Stored items:
──────────

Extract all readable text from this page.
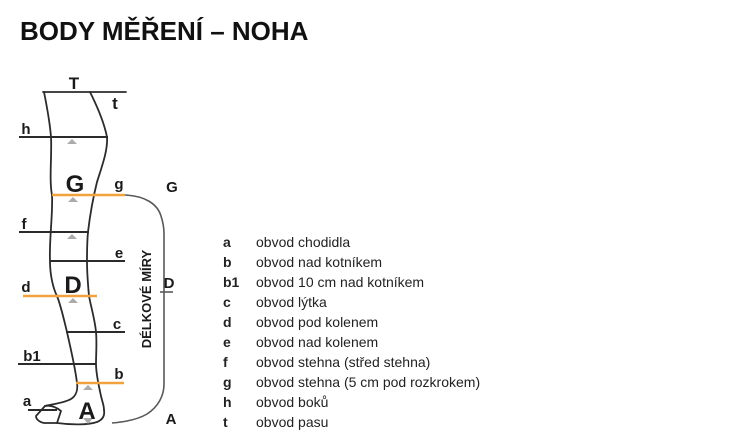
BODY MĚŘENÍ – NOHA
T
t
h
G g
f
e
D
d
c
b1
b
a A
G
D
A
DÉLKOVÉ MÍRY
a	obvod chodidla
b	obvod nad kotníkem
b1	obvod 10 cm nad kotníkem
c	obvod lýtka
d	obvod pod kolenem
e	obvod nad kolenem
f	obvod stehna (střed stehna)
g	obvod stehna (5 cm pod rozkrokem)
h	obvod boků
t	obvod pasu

──────────

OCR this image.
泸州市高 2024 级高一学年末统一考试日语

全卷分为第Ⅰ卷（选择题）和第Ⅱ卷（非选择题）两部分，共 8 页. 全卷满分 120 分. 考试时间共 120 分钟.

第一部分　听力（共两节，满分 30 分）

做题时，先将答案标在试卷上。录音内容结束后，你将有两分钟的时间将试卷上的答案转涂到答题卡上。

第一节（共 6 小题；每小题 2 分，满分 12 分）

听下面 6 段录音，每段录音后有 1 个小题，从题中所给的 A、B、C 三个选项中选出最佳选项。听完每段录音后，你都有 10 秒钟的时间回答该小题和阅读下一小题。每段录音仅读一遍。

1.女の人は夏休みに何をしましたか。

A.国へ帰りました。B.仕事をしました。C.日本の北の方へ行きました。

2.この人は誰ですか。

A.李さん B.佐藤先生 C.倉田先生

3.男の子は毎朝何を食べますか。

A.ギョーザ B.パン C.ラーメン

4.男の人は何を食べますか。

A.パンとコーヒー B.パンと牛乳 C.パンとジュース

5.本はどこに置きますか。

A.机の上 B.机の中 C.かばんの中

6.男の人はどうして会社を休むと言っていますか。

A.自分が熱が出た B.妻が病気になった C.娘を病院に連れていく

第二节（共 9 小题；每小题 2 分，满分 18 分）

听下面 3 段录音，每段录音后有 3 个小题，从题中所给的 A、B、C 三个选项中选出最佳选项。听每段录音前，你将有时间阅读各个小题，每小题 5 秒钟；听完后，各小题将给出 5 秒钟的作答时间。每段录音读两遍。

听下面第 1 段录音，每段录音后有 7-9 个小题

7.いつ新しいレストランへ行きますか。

──────────

• _Work to be completed_: Tell how many lines of the data above hold the string "三个选项中选出最佳选项". Give only the number.

• _Written solution_: 2